PROVIDED INFORMATION
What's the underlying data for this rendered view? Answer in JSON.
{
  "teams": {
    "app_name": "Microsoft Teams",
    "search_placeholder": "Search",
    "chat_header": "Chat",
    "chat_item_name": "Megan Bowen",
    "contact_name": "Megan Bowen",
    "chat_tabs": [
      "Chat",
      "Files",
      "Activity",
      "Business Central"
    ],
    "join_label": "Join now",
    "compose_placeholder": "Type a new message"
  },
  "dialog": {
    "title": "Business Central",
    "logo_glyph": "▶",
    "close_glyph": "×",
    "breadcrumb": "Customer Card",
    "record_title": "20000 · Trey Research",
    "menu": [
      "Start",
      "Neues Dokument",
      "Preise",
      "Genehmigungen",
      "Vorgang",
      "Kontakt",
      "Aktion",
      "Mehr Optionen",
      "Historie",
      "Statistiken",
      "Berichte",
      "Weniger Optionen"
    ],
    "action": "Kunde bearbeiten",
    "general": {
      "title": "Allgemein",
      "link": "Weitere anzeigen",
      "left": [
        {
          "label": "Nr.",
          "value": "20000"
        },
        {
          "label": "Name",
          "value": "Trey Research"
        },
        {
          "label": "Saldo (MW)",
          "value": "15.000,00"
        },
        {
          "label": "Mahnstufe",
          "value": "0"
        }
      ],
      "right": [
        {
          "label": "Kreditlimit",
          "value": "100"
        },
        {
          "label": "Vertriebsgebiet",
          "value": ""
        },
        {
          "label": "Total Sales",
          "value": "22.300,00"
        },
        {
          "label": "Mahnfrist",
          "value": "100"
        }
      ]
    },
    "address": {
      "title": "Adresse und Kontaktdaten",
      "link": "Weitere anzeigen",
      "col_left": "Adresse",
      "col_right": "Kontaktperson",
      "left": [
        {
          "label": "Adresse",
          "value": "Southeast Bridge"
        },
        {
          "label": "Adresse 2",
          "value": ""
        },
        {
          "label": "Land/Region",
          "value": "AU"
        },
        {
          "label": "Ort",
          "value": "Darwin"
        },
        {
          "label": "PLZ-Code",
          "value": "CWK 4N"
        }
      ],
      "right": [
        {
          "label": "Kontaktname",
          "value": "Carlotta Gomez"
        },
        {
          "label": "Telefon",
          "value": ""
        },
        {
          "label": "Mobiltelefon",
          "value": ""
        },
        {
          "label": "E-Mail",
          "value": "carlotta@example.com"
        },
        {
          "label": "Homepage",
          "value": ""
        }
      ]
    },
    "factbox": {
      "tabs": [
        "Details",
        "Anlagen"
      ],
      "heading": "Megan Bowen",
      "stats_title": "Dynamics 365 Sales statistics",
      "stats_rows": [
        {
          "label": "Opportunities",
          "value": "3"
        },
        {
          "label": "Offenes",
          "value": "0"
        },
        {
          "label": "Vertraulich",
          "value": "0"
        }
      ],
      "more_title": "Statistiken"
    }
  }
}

WORK REQUIRED
Return every line exactly.

COMPLETED TASK
What's the underlying data for this rendered view? Answer in JSON.
{
  "teams": {
    "app_name": "Microsoft Teams",
    "search_placeholder": "Search",
    "chat_header": "Chat",
    "chat_item_name": "Megan Bowen",
    "contact_name": "Megan Bowen",
    "chat_tabs": [
      "Chat",
      "Files",
      "Activity",
      "Business Central"
    ],
    "join_label": "Join now",
    "compose_placeholder": "Type a new message"
  },
  "dialog": {
    "title": "Business Central",
    "logo_glyph": "▶",
    "close_glyph": "×",
    "breadcrumb": "Customer Card",
    "record_title": "20000 · Trey Research",
    "menu": [
      "Start",
      "Neues Dokument",
      "Preise",
      "Genehmigungen",
      "Vorgang",
      "Kontakt",
      "Aktion",
      "Mehr Optionen",
      "Historie",
      "Statistiken",
      "Berichte",
      "Weniger Optionen"
    ],
    "action": "Kunde bearbeiten",
    "general": {
      "title": "Allgemein",
      "link": "Weitere anzeigen",
      "left": [
        {
          "label": "Nr.",
          "value": "20000"
        },
        {
          "label": "Name",
          "value": "Trey Research"
        },
        {
          "label": "Saldo (MW)",
          "value": "15.000,00"
        },
        {
          "label": "Mahnstufe",
          "value": "0"
        }
      ],
      "right": [
        {
          "label": "Kreditlimit",
          "value": "100"
        },
        {
          "label": "Vertriebsgebiet",
          "value": ""
        },
        {
          "label": "Total Sales",
          "value": "22.300,00"
        },
        {
          "label": "Mahnfrist",
          "value": "100"
        }
      ]
    },
    "address": {
      "title": "Adresse und Kontaktdaten",
      "link": "Weitere anzeigen",
      "col_left": "Adresse",
      "col_right": "Kontaktperson",
      "left": [
        {
          "label": "Adresse",
          "value": "Southeast Bridge"
        },
        {
          "label": "Adresse 2",
          "value": ""
        },
        {
          "label": "Land/Region",
          "value": "AU"
        },
        {
          "label": "Ort",
          "value": "Darwin"
        },
        {
          "label": "PLZ-Code",
          "value": "CWK 4N"
        }
      ],
      "right": [
        {
          "label": "Kontaktname",
          "value": "Carlotta Gomez"
        },
        {
          "label": "Telefon",
          "value": ""
        },
        {
          "label": "Mobiltelefon",
          "value": ""
        },
        {
          "label": "E-Mail",
          "value": "carlotta@example.com"
        },
        {
          "label": "Homepage",
          "value": ""
        }
      ]
    },
    "factbox": {
      "tabs": [
        "Details",
        "Anlagen"
      ],
      "heading": "Megan Bowen",
      "stats_title": "Dynamics 365 Sales statistics",
      "stats_rows": [
        {
          "label": "Opportunities",
          "value": "3"
        },
        {
          "label": "Offenes",
          "value": "0"
        },
        {
          "label": "Vertraulich",
          "value": "0"
        }
      ],
      "more_title": "Statistiken"
    }
  }
}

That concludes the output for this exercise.